Freud com a descoberta do inconsciente contribui com um novo caminho onde a doença mental não é mais entendida com déficit. No caso do Presidente Schreber, através de seu relato As memórias de um doente dos nervos, Freud analisou o delírio não apenas como sintoma, mas como uma tentativa criativa de substituir uma realidade insuportável, por uma mais tolerável, buscando assim a cura do delírio. Também observou que ao escrever suas memórias pode ter favorecido sua estabilização. Quanto ao tratamento infantil, Freud tratou do pequeno Hans, um caso de fobia, através do pai do menino, que era seu discípulo.
Outro caso de Freud é “O Homem dos Lobos”. Este paciente relata um dos principais acontecimentos em sua infância. Estava com 5 anos de idade, nesse dia, brincando de fazer cortes em uma árvore com um canivete, de repente atônito nota que havia cortado o dedo mínimo da mão e este ficou pendurado. “Sem sentir dor, mas com muito medo não se atreveu a dizer nada para sua babá e foi incapaz de olhar para o dedo. Ao se acalmar, viu que o dedo estava inteiramente intacto” (BARROSO, 2014, p.23).

### Informações da fonte
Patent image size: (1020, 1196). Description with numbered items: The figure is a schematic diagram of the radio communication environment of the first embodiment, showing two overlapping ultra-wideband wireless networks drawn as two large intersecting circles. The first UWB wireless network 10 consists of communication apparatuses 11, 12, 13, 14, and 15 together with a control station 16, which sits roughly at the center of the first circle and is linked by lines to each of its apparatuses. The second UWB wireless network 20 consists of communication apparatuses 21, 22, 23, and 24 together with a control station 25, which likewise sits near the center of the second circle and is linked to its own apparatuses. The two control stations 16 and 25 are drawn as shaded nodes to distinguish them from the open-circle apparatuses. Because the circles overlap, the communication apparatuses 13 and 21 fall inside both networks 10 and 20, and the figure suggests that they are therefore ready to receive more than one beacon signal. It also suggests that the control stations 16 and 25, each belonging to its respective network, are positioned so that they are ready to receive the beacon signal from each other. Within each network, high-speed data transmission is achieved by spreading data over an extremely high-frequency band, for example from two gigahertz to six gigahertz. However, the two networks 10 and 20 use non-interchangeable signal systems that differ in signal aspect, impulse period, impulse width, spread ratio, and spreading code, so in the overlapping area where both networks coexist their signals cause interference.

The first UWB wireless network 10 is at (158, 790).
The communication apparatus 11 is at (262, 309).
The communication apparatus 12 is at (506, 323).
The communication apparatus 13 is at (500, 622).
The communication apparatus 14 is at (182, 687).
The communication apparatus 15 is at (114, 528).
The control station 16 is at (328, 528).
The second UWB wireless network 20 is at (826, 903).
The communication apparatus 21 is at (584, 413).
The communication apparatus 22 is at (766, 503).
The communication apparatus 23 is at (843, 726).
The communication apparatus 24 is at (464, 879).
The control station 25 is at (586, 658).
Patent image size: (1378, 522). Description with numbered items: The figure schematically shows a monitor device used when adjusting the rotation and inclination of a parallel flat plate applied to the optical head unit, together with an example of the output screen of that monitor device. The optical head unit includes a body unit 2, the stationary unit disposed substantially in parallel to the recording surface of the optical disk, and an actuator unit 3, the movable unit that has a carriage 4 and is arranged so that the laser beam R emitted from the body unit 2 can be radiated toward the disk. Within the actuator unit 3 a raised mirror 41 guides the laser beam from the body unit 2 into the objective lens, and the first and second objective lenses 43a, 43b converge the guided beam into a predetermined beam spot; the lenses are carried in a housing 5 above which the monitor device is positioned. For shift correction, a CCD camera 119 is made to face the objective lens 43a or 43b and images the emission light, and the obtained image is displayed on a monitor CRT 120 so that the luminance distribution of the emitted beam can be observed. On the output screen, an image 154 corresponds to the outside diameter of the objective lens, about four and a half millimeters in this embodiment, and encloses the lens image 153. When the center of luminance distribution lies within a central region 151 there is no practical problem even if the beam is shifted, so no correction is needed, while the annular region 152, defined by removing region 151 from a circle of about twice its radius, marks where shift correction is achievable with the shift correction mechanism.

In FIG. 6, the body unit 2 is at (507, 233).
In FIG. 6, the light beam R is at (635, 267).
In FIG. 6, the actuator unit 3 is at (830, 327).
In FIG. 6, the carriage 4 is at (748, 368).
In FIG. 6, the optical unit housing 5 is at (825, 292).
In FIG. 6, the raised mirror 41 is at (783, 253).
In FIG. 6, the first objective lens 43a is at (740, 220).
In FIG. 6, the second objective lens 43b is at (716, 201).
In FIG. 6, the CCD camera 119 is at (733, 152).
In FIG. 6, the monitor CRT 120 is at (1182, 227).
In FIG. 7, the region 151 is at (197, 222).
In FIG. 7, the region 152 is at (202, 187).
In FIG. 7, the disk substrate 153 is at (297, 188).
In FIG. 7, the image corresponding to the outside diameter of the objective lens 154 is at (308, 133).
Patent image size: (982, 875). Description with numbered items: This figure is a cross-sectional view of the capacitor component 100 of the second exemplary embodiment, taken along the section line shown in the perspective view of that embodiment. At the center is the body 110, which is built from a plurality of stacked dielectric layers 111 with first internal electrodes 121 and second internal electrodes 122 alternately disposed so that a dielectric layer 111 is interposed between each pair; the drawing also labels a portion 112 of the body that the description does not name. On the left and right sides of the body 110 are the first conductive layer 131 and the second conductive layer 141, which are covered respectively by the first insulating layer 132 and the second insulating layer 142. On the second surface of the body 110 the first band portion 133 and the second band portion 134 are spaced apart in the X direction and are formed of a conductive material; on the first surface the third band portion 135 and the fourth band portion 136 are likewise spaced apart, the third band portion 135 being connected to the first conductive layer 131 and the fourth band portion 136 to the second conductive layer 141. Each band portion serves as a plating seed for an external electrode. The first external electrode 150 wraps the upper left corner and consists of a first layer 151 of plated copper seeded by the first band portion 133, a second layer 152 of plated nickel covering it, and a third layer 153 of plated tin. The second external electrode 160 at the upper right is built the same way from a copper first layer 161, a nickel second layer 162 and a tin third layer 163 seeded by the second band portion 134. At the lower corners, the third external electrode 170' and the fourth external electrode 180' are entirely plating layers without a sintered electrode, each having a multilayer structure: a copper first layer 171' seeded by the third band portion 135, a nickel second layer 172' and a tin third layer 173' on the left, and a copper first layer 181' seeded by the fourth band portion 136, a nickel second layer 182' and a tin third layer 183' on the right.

### Questões propostas
1/ Responda, com base no trecho sobre os casos clínicos de Freud:
(a) Qual é o título do relato do Presidente Schreber analisado por Freud?
(b) Por meio de quem Freud tratou o pequeno Hans, e que relação essa pessoa tinha com ele?
(c) Com que objeto o paciente de "O Homem dos Lobos" fazia cortes na árvore?
2/ Transcreva do trecho sobre os casos clínicos de Freud tudo o que vai de "Outro caso de" até "(BARROSO, 2014, p.23).".
3/ Prossiga a redação do texto sobre os casos clínicos de Freud a partir do ponto em que ele se encerra.

### Gabarito
1/
(a) As memórias de um doente dos nervos.
(b) Por meio do pai do menino, que era discípulo de Freud.
(c) Com um canivete.

2/
Outro caso de Freud é “O Homem dos Lobos”. Este paciente relata um dos principais acontecimentos em sua infância. Estava com 5 anos de idade, nesse dia, brincando de fazer cortes em uma árvore com um canivete, de repente atônito nota que havia cortado o dedo mínimo da mão e este ficou pendurado. “Sem sentir dor, mas com muito medo não se atreveu a dizer nada para sua babá e foi incapaz de olhar para o dedo. Ao se acalmar, viu que o dedo estava inteiramente intacto” (BARROSO, 2014, p.23).

3/
Este episódio ilustra e distingue o mecanismo da foraclusão do Nome do Pai e por conta desta alucinação e outras características do caso, Lacan considerou tratar-se de uma Psicose. Freud considerou uma neurose infantil e depois enquanto adulto, como uma Neurose Obsessiva.
Em 1958 Lacan propõe como hipótese causal, o acidente simbólico da foraclusão do Nome-do-pai, ou seja, há um furo na cadeia significante, na significação fálica. Ainda afirma que a psicose enquanto estrutura é a mesma na criança e no adulto, apesar de sua manifestação ser diferenciada.
A dificuldade de fazer um diagnóstico diferencial, ou ainda, de reconhecer na criança a psicose, adiando para melhor poder se observar possíveis mudanças, acabam nas hipóteses clínicas indefinidas e pouco rigorosas, como borderline, debilidade mental, Transtornos do Espectro Autista (TEA), a atual classificação do DSM, que ao querer incluir muitas manifestações, não favorece a especificação do quadro clínico, impedindo que se estabeleça a direção de tratamento do caso.
É, também, comum encontrarmos uma criança que tenha frequentado por anos algumas especialidades como: fonoaudiologia, psicopedagogia, fisioterapia, avaliação psiconeurológica e ninguém considerou o inconsciente, a subjetividade da criança.
Temos dois problemas quando discutimos sobre a psicose na infância: por um lado a unidade de Psicanálise e por outro a investigação clínica cuidadosa.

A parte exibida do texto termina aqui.